THE PROBLEM: Look through the data below and return each line where "this" appears.
EXTRACTED MATERIAL below:
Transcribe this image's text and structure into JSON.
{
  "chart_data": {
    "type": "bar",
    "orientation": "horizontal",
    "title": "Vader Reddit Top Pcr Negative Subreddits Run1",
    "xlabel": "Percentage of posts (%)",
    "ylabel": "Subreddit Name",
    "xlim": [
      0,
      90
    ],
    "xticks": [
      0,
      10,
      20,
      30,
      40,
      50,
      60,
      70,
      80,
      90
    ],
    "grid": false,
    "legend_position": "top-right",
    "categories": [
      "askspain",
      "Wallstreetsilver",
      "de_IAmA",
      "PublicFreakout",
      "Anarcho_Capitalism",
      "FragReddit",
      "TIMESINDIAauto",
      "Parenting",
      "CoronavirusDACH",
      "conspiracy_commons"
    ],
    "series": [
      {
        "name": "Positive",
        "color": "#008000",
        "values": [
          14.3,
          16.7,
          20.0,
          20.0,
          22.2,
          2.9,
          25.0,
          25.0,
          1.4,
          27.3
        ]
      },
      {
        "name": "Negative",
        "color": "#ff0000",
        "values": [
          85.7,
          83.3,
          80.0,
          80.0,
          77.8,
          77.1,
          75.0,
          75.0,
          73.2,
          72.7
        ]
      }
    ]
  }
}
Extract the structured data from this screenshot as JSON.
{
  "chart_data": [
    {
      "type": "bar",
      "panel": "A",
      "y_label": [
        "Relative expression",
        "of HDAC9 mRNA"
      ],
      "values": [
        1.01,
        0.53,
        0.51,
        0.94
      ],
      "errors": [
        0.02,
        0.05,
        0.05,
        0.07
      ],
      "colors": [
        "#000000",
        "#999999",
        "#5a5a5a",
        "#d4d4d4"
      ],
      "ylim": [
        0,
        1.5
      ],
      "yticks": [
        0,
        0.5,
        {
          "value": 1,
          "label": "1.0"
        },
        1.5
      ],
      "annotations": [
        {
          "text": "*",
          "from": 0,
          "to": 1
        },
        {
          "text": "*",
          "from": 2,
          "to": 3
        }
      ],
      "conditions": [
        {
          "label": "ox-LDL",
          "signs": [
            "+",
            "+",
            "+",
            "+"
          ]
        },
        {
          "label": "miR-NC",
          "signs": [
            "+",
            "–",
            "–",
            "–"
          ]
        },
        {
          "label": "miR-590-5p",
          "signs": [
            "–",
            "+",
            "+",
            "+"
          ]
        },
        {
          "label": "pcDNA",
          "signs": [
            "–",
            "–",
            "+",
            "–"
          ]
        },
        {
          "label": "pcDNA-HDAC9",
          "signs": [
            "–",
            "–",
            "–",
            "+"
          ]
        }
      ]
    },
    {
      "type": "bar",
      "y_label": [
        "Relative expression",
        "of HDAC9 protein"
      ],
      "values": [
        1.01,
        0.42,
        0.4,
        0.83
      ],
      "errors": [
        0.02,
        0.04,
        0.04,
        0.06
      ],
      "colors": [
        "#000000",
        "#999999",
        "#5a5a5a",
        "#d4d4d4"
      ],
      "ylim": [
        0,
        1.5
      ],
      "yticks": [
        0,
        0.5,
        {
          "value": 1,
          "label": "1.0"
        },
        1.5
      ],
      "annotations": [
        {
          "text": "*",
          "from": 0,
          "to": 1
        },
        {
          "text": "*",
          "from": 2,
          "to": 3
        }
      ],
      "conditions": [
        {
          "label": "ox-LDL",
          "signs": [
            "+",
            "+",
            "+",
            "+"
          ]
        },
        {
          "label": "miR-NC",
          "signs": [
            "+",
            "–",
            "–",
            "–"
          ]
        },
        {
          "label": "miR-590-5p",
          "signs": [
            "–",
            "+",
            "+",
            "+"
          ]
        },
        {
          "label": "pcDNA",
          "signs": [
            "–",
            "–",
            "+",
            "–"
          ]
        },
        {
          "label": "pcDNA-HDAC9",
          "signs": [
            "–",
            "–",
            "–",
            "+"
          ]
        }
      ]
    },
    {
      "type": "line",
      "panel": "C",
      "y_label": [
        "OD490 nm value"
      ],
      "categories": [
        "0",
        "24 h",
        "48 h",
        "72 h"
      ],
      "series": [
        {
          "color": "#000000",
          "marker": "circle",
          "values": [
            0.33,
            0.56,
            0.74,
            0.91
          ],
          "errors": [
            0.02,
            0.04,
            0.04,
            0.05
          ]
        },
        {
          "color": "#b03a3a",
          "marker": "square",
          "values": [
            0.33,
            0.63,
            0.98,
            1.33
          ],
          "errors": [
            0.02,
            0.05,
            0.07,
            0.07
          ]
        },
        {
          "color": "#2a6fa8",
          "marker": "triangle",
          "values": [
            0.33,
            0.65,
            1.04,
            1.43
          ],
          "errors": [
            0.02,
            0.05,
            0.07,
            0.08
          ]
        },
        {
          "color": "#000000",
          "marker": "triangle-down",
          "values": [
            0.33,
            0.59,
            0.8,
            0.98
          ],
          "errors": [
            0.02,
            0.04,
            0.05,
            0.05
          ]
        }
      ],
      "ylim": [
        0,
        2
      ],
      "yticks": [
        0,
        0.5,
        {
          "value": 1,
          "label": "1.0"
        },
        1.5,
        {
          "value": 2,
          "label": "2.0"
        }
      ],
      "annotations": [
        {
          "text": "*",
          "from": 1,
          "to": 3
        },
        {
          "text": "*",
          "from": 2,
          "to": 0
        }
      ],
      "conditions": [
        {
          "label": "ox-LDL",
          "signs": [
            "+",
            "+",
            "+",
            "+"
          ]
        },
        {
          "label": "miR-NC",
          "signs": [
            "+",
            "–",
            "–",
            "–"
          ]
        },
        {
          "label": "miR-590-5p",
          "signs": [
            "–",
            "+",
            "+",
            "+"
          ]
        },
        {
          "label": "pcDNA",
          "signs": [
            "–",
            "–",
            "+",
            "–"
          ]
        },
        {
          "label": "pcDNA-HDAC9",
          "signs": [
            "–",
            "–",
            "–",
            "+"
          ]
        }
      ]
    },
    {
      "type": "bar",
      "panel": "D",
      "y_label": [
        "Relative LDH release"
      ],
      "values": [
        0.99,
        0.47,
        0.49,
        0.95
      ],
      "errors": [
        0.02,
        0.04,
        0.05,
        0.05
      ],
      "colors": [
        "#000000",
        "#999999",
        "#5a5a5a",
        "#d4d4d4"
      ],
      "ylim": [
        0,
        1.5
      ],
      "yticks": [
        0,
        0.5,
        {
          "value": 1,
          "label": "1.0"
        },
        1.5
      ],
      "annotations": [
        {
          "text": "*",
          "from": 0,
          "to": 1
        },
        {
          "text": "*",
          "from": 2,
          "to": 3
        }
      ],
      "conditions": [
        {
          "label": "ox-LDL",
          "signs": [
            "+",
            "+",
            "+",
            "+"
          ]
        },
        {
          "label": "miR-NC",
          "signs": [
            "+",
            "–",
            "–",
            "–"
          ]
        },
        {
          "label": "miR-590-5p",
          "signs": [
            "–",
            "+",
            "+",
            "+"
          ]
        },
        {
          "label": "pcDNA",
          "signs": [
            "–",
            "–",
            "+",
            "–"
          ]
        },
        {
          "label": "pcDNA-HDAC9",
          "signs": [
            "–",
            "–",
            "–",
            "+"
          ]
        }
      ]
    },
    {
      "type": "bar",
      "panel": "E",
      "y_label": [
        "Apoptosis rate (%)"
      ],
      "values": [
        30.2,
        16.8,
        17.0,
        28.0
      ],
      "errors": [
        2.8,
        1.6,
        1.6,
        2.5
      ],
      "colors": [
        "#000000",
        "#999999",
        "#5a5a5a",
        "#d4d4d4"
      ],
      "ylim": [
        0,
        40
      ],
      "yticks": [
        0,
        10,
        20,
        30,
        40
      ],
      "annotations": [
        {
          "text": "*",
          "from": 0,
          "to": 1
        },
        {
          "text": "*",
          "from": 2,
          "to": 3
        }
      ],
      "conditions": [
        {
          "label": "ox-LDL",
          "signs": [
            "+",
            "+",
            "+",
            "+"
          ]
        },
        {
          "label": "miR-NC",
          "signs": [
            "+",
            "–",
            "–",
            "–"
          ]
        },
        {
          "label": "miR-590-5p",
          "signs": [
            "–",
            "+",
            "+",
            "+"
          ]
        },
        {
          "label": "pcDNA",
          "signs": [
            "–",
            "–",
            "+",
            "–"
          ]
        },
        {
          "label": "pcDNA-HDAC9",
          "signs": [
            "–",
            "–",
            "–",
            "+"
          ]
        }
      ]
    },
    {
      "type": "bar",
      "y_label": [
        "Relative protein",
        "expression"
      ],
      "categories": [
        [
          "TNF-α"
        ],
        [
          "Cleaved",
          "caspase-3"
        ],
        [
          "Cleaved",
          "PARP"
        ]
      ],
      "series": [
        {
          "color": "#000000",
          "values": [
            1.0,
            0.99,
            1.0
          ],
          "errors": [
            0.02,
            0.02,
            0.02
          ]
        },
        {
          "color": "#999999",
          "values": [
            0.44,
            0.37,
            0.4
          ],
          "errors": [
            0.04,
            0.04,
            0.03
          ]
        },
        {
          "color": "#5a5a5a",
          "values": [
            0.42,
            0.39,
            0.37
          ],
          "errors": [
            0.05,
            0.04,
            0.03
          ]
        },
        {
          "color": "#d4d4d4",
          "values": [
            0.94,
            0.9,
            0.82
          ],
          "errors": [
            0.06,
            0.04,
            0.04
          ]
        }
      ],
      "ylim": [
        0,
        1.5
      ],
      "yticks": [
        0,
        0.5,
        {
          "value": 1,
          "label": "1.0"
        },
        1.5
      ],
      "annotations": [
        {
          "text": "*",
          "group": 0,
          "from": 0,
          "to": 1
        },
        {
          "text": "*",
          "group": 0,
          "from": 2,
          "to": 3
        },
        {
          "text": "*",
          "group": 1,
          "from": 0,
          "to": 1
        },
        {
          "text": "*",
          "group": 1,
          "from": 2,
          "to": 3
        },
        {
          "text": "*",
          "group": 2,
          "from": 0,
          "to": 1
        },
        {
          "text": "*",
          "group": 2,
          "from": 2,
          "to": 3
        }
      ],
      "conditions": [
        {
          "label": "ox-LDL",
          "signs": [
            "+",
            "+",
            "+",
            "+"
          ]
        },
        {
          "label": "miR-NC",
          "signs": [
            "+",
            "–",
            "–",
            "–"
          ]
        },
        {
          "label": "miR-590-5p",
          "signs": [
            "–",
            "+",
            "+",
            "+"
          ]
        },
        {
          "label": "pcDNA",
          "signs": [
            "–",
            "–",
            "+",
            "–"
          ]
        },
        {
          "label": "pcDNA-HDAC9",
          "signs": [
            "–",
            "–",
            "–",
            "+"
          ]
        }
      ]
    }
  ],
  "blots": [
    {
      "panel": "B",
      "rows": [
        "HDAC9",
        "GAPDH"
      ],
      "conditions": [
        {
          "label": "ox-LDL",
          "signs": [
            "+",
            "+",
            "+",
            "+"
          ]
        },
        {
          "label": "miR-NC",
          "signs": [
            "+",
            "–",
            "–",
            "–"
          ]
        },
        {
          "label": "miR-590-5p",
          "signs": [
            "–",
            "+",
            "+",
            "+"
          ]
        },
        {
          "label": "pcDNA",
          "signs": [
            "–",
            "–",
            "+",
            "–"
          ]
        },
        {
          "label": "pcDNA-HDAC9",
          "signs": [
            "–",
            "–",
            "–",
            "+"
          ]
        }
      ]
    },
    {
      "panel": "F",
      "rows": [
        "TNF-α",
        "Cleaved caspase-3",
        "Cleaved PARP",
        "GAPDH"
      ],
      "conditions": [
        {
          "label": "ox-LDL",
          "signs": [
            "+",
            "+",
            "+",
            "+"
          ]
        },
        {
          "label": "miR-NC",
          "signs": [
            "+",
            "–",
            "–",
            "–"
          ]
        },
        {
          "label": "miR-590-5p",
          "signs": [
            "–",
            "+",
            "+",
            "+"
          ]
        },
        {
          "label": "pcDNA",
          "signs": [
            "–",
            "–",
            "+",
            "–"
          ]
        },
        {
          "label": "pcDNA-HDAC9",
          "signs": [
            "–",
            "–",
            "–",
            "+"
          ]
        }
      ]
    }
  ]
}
End of EXTRACTED MATERIAL.
OUTPUT OF THE EXERCISE:
Transcribe this image's text and structure into JSON.
Extract the structured data from this screenshot as JSON.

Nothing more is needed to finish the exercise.